Compute how many lines in the entries below contain "image", and output nothing but the number.

──────────────────────────────

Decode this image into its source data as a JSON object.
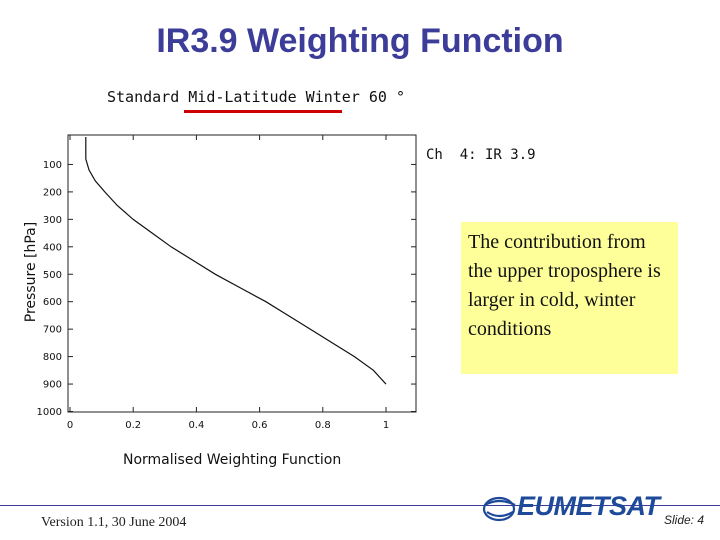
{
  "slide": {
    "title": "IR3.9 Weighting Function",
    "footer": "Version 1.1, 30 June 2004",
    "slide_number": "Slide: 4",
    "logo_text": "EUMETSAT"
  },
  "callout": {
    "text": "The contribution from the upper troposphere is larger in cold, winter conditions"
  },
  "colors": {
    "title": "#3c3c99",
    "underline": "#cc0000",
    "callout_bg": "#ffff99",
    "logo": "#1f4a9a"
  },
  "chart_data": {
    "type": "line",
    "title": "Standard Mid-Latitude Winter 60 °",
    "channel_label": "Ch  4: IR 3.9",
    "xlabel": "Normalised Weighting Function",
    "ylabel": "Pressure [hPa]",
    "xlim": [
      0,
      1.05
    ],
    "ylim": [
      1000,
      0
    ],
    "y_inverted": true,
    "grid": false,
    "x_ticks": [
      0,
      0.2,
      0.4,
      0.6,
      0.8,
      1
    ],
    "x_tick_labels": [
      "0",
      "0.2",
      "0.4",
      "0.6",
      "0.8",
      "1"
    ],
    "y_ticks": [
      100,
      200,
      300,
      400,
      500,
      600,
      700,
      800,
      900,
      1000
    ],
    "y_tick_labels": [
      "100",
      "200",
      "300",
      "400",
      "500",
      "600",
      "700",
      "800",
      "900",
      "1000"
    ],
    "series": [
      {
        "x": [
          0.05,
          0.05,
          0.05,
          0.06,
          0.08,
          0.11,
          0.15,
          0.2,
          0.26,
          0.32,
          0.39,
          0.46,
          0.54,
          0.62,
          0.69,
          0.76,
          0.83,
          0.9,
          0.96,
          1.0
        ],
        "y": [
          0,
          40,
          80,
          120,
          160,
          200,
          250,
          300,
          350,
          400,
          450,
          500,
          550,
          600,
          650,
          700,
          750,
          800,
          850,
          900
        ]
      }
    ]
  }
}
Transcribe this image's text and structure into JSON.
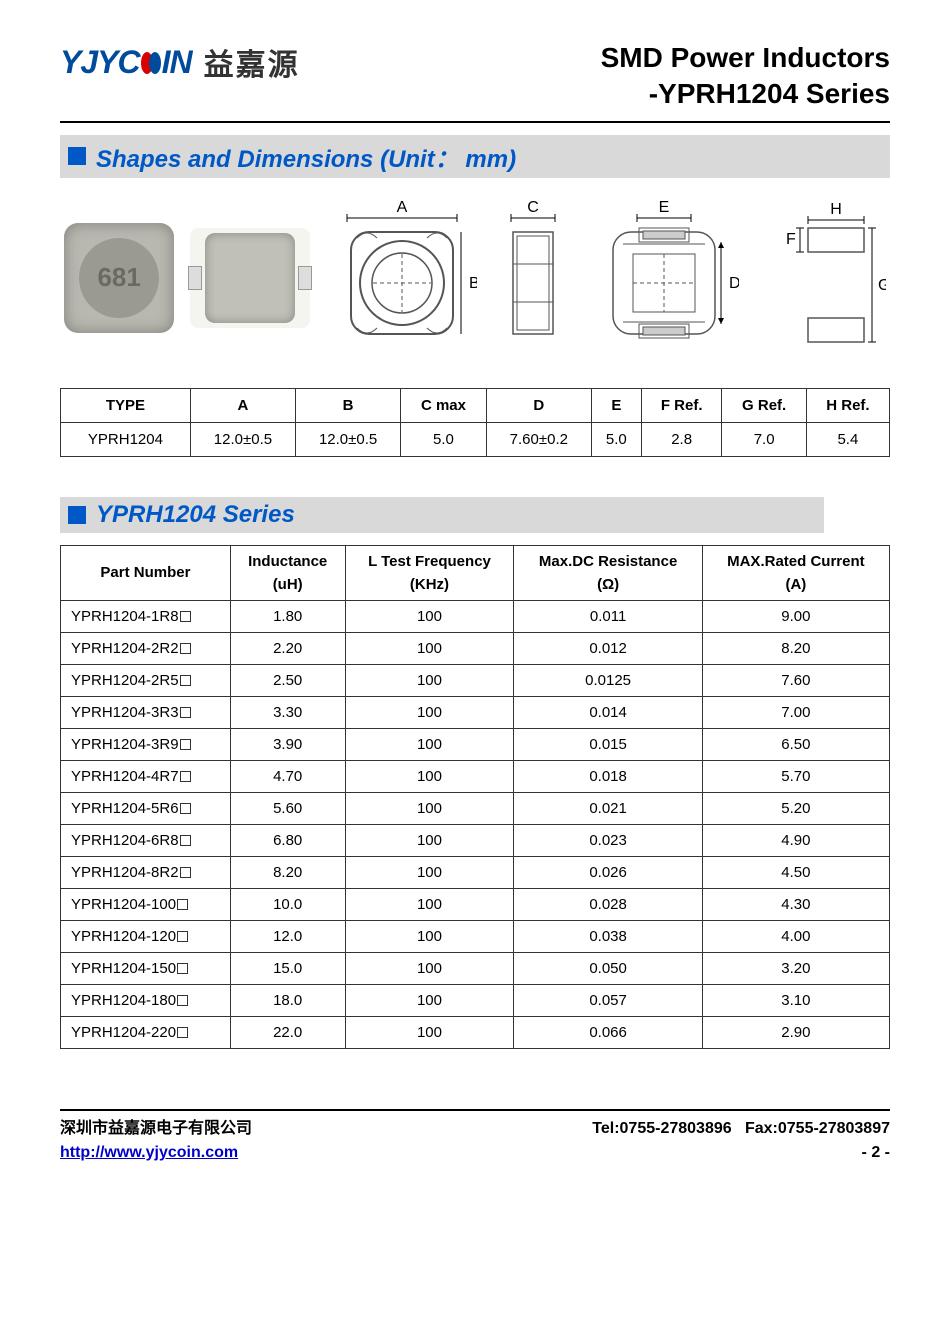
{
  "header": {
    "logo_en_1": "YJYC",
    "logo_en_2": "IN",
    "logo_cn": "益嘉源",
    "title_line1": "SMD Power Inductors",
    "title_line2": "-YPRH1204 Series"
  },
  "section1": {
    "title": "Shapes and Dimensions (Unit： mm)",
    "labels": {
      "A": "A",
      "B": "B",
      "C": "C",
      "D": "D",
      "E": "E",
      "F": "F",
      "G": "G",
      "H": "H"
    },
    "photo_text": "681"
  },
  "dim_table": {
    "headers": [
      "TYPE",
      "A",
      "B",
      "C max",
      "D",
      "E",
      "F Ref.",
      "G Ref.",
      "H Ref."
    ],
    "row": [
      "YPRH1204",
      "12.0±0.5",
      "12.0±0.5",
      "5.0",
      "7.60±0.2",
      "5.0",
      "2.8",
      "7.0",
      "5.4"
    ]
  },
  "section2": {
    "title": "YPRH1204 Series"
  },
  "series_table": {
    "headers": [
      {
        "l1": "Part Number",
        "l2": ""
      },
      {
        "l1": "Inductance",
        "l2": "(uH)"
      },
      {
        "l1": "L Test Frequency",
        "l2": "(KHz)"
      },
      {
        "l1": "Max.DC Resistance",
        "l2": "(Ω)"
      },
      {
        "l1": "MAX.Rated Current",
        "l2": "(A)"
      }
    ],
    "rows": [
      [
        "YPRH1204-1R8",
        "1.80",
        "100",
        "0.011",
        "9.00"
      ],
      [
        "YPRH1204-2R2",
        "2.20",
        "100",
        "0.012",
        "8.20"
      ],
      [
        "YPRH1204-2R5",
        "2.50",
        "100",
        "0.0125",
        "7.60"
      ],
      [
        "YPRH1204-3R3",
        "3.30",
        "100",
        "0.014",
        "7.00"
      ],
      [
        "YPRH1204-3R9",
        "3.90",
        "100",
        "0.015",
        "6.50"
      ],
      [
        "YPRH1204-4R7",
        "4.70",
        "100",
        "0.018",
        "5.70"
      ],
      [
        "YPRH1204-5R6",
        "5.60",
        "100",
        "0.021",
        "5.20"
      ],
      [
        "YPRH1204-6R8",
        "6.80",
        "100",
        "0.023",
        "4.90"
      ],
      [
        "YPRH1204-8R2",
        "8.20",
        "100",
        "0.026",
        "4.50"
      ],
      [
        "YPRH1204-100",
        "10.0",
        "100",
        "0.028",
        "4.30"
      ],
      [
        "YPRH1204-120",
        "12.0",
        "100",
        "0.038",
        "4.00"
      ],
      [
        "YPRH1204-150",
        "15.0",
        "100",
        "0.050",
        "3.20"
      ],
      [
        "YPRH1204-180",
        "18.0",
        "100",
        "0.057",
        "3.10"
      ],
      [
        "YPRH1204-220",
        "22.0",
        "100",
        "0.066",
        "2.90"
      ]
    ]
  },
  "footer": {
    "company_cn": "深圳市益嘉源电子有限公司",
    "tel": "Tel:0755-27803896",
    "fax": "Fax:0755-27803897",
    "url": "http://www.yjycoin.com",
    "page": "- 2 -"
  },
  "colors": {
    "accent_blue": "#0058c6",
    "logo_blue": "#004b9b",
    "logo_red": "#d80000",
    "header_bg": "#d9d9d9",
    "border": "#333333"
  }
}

──────────────────────────────

_Output for this task_:
2